Instructions to follow: Filter the entries, keeping every line with the word "title".

___ Extracted records ___

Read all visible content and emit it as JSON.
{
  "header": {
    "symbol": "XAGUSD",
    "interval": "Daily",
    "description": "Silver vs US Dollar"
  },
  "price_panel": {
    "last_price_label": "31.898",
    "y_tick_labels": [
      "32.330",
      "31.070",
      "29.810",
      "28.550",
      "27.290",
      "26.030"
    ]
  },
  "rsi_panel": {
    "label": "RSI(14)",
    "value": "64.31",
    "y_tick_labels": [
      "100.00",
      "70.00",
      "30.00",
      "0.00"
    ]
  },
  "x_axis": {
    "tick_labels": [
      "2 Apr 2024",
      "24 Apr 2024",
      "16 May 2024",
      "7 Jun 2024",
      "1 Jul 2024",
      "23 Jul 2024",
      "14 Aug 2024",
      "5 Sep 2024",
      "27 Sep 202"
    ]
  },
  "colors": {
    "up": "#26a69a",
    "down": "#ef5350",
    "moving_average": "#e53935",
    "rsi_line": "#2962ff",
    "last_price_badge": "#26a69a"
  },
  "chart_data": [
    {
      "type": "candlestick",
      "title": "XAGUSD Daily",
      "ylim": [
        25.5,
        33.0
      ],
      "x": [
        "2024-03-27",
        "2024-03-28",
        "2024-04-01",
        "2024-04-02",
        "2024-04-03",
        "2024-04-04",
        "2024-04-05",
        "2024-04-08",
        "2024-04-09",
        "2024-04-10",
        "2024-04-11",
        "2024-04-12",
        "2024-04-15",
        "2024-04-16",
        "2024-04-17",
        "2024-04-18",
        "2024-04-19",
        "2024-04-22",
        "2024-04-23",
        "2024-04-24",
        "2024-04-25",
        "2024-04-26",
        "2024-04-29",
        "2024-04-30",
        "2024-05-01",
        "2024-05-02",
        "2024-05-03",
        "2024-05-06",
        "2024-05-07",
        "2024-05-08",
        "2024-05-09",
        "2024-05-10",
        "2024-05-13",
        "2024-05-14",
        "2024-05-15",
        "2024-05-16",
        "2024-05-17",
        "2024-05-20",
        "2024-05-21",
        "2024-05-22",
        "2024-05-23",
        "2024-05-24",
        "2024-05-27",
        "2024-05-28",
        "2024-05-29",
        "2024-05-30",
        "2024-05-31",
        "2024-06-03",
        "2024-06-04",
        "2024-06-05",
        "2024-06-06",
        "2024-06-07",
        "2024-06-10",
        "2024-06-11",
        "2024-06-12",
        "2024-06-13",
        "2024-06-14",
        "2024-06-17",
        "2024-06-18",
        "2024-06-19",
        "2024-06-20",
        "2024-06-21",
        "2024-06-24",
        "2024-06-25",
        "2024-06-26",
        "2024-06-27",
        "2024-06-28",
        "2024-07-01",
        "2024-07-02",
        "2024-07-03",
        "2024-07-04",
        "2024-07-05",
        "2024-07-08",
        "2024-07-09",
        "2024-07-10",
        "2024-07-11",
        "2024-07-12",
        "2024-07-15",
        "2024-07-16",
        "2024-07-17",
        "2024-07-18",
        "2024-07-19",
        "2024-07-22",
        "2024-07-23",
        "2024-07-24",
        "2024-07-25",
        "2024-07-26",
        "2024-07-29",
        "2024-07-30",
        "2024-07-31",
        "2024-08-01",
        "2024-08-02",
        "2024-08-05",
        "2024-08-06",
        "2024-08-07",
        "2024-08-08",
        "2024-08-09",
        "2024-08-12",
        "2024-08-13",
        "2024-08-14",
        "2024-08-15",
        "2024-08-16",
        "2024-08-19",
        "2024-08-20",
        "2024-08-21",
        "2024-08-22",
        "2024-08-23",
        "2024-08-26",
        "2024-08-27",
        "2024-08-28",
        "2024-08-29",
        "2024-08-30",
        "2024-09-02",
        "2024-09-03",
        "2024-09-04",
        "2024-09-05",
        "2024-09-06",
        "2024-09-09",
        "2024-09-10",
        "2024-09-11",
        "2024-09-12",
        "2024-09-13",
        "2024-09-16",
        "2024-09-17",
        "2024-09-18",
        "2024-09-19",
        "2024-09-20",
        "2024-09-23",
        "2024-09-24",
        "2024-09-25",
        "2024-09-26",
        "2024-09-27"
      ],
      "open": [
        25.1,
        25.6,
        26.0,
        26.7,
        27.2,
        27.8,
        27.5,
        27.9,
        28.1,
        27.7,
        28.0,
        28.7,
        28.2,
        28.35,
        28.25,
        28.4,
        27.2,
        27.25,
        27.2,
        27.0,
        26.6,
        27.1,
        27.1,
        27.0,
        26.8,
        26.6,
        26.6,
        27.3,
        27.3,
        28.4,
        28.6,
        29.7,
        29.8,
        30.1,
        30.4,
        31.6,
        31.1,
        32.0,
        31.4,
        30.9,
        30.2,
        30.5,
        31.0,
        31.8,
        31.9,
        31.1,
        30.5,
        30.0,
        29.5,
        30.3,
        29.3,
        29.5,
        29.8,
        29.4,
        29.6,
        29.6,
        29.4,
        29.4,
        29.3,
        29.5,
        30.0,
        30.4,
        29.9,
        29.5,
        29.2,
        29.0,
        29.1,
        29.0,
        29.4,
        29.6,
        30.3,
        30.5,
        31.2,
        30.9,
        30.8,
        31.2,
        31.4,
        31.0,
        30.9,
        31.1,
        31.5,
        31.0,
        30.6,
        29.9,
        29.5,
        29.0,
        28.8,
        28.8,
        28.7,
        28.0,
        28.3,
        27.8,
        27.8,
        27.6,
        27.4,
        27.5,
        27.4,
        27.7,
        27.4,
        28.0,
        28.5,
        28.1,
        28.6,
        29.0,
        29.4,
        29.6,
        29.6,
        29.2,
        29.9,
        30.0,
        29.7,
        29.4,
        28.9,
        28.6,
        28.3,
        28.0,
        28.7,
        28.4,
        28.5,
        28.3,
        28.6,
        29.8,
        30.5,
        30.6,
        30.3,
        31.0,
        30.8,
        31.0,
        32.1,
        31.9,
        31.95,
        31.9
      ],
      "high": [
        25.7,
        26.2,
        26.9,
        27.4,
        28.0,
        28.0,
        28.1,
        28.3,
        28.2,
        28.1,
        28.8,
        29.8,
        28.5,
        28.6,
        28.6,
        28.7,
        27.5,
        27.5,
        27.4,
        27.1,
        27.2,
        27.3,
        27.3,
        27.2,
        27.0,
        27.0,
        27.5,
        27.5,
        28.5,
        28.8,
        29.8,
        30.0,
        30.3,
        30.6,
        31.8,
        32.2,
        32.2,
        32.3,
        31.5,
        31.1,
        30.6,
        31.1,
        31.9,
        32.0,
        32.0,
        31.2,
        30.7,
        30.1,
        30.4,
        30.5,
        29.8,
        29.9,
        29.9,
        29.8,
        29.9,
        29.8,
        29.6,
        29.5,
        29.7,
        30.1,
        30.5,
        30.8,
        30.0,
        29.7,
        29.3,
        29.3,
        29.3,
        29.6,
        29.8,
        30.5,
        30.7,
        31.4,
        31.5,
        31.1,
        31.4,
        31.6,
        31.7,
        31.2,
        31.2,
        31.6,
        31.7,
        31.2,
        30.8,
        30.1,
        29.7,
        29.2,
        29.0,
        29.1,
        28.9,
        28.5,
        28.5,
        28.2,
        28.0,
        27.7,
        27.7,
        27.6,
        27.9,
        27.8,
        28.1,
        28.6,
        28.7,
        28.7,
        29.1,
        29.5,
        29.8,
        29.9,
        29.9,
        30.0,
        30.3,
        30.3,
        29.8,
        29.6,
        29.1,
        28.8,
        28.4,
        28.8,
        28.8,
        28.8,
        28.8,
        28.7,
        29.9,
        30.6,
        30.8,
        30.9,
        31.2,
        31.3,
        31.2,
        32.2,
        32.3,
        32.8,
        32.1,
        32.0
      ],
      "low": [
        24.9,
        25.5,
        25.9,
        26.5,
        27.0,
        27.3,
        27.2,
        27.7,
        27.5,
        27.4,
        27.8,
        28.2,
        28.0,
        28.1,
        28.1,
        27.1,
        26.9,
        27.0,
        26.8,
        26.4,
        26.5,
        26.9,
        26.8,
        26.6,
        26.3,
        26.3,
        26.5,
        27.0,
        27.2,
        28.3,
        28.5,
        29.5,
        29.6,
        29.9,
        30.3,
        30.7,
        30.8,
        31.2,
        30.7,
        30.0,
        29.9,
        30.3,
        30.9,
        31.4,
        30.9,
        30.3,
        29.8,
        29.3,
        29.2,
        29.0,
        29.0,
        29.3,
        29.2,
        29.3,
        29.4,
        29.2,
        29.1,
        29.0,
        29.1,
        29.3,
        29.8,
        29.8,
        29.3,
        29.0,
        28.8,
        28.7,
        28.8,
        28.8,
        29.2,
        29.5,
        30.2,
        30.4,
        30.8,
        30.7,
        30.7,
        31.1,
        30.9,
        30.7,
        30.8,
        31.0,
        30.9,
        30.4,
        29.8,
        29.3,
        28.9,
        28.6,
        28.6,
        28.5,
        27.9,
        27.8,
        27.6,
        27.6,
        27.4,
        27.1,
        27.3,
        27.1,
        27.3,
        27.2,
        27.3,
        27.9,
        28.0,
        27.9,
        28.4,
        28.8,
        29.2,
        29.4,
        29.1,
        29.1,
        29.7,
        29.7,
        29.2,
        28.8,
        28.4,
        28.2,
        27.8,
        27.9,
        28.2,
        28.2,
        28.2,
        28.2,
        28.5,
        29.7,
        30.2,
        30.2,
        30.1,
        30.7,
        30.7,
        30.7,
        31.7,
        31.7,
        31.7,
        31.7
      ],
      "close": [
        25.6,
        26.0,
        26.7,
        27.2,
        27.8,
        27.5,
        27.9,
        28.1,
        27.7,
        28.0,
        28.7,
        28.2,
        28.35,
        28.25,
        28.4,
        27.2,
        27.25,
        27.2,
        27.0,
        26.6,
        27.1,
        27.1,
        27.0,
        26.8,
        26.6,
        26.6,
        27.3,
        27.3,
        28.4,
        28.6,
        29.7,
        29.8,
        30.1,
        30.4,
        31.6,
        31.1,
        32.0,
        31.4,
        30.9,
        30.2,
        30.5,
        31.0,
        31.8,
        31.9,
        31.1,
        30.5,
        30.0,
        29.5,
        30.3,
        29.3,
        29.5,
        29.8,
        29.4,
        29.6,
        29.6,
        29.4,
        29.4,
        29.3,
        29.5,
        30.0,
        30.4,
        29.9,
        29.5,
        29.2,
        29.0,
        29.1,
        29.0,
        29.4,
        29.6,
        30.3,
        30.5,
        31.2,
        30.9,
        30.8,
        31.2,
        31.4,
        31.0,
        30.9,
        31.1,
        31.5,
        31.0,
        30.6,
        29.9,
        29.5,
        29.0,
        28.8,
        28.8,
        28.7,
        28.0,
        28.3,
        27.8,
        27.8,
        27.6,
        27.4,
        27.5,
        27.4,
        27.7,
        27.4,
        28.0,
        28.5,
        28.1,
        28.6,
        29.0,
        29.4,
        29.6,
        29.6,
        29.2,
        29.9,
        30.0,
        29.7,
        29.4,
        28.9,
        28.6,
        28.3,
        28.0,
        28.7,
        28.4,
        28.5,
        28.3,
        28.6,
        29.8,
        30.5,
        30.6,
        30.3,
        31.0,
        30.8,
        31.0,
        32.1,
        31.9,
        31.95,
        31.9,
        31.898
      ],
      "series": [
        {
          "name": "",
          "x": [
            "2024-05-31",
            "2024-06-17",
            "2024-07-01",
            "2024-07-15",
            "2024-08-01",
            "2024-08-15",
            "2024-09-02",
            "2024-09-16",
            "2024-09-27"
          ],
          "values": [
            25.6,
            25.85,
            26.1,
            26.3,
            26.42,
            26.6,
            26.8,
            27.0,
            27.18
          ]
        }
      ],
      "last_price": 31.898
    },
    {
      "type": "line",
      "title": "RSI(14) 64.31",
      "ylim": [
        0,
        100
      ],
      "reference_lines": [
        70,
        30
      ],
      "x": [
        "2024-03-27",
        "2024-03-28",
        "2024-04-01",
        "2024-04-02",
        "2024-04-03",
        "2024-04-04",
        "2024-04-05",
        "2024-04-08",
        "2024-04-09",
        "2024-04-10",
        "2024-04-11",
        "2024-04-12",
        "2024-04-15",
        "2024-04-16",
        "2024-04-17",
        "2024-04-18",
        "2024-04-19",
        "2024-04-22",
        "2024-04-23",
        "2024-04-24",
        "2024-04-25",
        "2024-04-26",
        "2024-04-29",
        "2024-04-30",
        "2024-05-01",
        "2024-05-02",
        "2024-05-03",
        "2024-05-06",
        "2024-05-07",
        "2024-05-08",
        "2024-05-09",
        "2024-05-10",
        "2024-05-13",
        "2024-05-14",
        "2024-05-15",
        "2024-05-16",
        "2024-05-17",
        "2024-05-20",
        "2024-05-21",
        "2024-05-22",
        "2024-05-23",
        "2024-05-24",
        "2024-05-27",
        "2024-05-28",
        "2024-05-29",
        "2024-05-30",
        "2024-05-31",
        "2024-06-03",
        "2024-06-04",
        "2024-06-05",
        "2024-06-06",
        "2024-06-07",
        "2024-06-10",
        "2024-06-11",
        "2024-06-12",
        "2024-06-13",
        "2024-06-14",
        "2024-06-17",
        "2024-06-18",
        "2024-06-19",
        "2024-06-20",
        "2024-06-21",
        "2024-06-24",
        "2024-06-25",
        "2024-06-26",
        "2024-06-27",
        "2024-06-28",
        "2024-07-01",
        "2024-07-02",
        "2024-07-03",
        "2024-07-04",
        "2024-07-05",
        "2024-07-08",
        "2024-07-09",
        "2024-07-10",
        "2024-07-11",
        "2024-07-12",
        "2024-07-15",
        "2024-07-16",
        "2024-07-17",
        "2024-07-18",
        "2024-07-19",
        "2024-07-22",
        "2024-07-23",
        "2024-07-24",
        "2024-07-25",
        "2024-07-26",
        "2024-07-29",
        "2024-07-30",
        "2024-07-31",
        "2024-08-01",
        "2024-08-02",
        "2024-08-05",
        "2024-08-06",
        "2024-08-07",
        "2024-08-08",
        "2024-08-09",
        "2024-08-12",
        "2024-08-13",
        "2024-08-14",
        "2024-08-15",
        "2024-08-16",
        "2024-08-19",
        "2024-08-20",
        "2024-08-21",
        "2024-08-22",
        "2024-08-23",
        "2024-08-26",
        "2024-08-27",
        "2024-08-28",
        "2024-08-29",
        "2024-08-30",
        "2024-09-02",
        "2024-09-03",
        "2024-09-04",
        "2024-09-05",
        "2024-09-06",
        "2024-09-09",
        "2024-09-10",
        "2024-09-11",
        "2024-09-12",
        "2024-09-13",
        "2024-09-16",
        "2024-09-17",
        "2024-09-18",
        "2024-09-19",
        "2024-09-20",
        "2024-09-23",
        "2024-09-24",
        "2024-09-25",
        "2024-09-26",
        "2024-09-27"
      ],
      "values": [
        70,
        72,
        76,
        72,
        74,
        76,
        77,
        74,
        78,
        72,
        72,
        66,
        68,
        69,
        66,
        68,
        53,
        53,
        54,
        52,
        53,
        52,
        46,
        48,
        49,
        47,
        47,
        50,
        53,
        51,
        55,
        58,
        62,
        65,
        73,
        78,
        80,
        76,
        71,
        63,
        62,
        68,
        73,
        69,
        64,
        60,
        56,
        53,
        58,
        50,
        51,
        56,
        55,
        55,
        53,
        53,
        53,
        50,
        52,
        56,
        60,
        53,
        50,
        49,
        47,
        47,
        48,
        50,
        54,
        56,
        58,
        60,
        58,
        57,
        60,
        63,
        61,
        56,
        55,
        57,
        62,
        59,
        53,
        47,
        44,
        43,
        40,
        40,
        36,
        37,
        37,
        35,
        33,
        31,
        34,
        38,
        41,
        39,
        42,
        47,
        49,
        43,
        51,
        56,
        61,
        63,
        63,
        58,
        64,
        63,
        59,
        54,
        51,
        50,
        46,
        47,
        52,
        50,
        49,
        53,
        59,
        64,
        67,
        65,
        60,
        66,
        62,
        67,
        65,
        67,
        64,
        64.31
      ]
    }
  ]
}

___

Written answer:
      "title": "XAGUSD Daily",
      "title": "RSI(14) 64.31",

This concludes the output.